§ YOUR INSTRUCTIONS: Show only lines that include "name".

§ Collected data entries:

------------------------------------------------

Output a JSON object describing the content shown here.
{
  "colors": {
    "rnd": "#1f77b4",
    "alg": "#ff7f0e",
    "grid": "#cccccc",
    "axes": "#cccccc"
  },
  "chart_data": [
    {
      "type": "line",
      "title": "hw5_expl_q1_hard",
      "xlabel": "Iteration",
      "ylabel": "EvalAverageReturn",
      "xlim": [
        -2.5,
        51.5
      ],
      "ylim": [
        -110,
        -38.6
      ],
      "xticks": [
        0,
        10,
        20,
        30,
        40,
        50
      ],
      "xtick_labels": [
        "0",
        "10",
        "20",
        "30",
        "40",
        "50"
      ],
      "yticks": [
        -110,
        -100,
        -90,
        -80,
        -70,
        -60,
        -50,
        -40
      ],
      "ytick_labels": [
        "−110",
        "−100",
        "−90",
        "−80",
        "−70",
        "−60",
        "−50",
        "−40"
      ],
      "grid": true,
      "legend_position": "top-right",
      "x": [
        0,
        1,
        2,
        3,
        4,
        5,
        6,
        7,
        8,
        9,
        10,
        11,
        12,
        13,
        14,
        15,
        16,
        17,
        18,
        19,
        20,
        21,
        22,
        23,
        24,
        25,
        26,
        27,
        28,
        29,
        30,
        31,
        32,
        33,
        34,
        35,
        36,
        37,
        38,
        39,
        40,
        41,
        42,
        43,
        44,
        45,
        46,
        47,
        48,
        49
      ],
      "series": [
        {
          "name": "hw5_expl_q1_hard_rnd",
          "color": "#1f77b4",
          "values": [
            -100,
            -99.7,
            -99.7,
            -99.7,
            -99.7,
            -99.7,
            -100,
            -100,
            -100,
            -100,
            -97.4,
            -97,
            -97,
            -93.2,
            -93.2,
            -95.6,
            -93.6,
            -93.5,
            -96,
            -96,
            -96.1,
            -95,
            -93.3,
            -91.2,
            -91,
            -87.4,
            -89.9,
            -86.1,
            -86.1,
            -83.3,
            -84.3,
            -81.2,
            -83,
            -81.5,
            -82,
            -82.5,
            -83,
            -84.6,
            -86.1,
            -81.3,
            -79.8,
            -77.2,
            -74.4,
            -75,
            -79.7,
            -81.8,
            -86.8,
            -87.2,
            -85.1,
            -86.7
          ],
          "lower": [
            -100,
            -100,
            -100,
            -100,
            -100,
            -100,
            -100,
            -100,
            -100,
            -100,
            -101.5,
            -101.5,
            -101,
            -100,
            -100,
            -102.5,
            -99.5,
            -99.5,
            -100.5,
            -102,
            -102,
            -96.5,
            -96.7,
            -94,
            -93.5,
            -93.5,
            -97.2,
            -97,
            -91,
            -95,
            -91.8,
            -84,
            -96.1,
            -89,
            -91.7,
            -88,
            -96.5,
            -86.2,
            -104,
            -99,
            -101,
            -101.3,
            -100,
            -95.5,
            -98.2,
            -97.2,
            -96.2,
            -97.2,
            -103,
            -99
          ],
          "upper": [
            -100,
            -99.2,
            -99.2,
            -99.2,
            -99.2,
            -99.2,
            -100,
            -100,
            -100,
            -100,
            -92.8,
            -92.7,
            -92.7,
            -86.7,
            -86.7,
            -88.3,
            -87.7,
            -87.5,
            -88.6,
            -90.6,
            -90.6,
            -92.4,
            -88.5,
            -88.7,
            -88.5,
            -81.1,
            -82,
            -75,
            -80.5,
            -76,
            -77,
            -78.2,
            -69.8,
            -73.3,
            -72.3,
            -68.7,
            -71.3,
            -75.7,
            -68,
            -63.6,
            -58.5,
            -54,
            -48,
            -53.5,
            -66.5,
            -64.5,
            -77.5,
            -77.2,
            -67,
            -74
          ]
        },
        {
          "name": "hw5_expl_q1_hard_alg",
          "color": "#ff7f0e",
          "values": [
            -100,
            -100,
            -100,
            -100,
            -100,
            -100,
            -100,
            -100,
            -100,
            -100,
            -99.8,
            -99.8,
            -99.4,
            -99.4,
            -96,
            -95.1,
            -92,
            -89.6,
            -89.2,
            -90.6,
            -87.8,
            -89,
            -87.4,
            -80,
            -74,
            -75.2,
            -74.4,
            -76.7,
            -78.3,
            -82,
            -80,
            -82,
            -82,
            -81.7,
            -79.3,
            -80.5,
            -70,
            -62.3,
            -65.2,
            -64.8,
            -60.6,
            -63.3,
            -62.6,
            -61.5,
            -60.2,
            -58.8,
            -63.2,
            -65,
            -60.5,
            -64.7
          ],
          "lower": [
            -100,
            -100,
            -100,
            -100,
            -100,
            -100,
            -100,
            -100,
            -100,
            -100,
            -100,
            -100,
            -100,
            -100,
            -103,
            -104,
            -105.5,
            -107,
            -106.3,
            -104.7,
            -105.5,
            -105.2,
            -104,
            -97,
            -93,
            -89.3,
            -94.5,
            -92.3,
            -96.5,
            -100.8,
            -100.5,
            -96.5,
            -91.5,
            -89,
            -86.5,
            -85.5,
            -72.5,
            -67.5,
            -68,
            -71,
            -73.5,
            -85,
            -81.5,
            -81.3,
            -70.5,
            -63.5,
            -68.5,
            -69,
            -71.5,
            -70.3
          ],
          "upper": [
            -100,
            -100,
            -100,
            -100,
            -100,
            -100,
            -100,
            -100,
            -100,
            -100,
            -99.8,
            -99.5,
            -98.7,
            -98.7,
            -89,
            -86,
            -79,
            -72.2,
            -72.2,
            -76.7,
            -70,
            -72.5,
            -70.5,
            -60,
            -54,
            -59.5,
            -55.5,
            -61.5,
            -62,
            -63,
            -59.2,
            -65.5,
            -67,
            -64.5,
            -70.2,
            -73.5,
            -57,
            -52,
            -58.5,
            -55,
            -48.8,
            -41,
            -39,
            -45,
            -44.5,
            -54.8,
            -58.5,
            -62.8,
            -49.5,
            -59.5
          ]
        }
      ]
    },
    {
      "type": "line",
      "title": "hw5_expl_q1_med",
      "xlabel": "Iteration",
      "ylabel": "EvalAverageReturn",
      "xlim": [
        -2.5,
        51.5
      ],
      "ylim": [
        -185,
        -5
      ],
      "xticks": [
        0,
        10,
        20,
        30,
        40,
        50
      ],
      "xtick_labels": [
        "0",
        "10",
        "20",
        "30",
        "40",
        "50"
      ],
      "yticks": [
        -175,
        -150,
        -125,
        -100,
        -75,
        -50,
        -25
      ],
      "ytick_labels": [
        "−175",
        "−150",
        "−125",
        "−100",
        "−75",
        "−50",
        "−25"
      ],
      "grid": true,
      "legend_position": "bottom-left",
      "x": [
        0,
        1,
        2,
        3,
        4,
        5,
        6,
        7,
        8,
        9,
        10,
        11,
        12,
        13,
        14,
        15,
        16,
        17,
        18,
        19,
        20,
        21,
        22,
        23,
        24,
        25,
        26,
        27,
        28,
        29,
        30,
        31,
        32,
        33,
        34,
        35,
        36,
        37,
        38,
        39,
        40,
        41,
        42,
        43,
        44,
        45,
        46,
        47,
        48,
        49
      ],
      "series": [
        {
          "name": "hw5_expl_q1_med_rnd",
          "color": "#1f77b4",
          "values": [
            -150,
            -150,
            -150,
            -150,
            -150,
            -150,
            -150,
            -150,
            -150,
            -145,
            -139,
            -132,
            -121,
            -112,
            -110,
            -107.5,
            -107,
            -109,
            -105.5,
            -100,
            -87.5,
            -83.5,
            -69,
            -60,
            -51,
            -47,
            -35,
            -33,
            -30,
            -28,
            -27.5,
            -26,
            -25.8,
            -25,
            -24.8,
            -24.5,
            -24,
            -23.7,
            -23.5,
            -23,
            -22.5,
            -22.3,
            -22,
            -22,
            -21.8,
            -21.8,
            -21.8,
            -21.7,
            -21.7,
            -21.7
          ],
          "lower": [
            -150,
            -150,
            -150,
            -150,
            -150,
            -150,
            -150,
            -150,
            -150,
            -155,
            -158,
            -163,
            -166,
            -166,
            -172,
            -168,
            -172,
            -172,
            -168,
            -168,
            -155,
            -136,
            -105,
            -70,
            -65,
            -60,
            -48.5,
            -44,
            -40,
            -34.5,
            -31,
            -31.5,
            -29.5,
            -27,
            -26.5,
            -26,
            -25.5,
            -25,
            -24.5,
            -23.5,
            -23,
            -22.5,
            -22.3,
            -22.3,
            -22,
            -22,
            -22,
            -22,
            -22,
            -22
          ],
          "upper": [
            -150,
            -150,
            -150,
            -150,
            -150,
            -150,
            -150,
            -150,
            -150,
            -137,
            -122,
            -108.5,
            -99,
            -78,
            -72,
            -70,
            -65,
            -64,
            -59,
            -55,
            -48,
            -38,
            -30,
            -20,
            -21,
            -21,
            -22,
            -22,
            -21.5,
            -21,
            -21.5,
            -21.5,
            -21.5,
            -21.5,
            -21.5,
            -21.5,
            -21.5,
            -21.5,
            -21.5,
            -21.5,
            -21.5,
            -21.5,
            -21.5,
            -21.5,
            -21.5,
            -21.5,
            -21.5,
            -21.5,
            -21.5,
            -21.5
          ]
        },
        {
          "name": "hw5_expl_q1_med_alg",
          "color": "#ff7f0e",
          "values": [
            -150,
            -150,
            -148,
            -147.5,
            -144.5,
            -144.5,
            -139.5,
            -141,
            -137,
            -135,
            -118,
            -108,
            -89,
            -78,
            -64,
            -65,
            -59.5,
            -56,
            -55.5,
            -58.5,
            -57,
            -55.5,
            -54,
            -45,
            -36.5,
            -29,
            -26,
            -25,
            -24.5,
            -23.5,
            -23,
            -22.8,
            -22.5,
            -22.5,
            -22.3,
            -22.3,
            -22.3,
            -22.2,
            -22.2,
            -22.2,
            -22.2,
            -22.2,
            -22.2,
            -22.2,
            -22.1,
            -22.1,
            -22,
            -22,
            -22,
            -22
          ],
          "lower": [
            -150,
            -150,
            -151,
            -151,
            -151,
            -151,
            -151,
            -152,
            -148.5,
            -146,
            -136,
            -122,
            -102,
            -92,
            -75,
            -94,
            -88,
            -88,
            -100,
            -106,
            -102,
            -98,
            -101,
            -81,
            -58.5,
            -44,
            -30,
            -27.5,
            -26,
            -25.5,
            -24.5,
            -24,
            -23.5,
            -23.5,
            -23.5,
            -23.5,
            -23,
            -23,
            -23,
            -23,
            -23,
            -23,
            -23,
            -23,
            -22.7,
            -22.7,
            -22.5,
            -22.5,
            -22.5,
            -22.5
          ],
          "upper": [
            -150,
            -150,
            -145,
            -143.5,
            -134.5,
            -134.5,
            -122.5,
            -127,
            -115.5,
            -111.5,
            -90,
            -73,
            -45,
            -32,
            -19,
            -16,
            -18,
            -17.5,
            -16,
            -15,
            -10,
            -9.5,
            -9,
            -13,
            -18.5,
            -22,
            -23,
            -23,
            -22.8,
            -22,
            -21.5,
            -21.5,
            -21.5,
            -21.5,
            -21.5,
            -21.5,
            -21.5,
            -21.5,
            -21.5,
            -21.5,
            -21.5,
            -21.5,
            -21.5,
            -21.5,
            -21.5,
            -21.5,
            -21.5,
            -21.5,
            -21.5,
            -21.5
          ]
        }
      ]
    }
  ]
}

------------------------------------------------

§ ANSWER IN FULL:
          "name": "hw5_expl_q1_hard_rnd",
          "name": "hw5_expl_q1_hard_alg",
          "name": "hw5_expl_q1_med_rnd",
          "name": "hw5_expl_q1_med_alg",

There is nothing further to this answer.